--- start Records shown ---
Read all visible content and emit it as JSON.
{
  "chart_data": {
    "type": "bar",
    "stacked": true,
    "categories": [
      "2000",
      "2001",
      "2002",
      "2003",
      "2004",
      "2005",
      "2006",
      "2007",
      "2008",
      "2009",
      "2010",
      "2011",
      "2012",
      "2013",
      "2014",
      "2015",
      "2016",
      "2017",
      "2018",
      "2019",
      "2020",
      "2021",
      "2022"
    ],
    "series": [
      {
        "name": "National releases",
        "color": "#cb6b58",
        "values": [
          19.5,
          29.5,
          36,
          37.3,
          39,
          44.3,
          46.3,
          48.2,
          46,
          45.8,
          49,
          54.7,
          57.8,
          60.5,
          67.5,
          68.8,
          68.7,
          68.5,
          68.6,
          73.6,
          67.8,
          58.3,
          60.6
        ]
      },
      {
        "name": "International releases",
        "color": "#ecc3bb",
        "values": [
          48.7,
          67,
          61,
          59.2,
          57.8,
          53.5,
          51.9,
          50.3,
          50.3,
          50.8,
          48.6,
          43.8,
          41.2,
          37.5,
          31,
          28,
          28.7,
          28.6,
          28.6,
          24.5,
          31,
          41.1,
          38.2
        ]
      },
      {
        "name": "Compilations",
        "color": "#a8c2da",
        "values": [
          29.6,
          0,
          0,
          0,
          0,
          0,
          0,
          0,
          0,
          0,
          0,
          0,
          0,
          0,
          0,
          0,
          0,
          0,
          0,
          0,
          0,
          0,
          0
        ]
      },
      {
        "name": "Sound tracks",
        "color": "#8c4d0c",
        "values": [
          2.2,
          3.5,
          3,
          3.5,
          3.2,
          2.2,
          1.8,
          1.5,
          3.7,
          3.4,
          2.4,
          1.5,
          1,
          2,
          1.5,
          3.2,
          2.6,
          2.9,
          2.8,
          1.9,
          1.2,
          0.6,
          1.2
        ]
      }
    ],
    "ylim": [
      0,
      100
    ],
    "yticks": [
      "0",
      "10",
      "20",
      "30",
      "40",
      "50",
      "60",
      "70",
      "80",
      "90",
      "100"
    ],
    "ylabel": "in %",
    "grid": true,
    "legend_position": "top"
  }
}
--- end Records shown ---
Goal »
Give the data again, exactly as it stands.

Result »
Read all visible content and emit it as JSON.
{
  "chart_data": {
    "type": "bar",
    "stacked": true,
    "categories": [
      "2000",
      "2001",
      "2002",
      "2003",
      "2004",
      "2005",
      "2006",
      "2007",
      "2008",
      "2009",
      "2010",
      "2011",
      "2012",
      "2013",
      "2014",
      "2015",
      "2016",
      "2017",
      "2018",
      "2019",
      "2020",
      "2021",
      "2022"
    ],
    "series": [
      {
        "name": "National releases",
        "color": "#cb6b58",
        "values": [
          19.5,
          29.5,
          36,
          37.3,
          39,
          44.3,
          46.3,
          48.2,
          46,
          45.8,
          49,
          54.7,
          57.8,
          60.5,
          67.5,
          68.8,
          68.7,
          68.5,
          68.6,
          73.6,
          67.8,
          58.3,
          60.6
        ]
      },
      {
        "name": "International releases",
        "color": "#ecc3bb",
        "values": [
          48.7,
          67,
          61,
          59.2,
          57.8,
          53.5,
          51.9,
          50.3,
          50.3,
          50.8,
          48.6,
          43.8,
          41.2,
          37.5,
          31,
          28,
          28.7,
          28.6,
          28.6,
          24.5,
          31,
          41.1,
          38.2
        ]
      },
      {
        "name": "Compilations",
        "color": "#a8c2da",
        "values": [
          29.6,
          0,
          0,
          0,
          0,
          0,
          0,
          0,
          0,
          0,
          0,
          0,
          0,
          0,
          0,
          0,
          0,
          0,
          0,
          0,
          0,
          0,
          0
        ]
      },
      {
        "name": "Sound tracks",
        "color": "#8c4d0c",
        "values": [
          2.2,
          3.5,
          3,
          3.5,
          3.2,
          2.2,
          1.8,
          1.5,
          3.7,
          3.4,
          2.4,
          1.5,
          1,
          2,
          1.5,
          3.2,
          2.6,
          2.9,
          2.8,
          1.9,
          1.2,
          0.6,
          1.2
        ]
      }
    ],
    "ylim": [
      0,
      100
    ],
    "yticks": [
      "0",
      "10",
      "20",
      "30",
      "40",
      "50",
      "60",
      "70",
      "80",
      "90",
      "100"
    ],
    "ylabel": "in %",
    "grid": true,
    "legend_position": "top"
  }
}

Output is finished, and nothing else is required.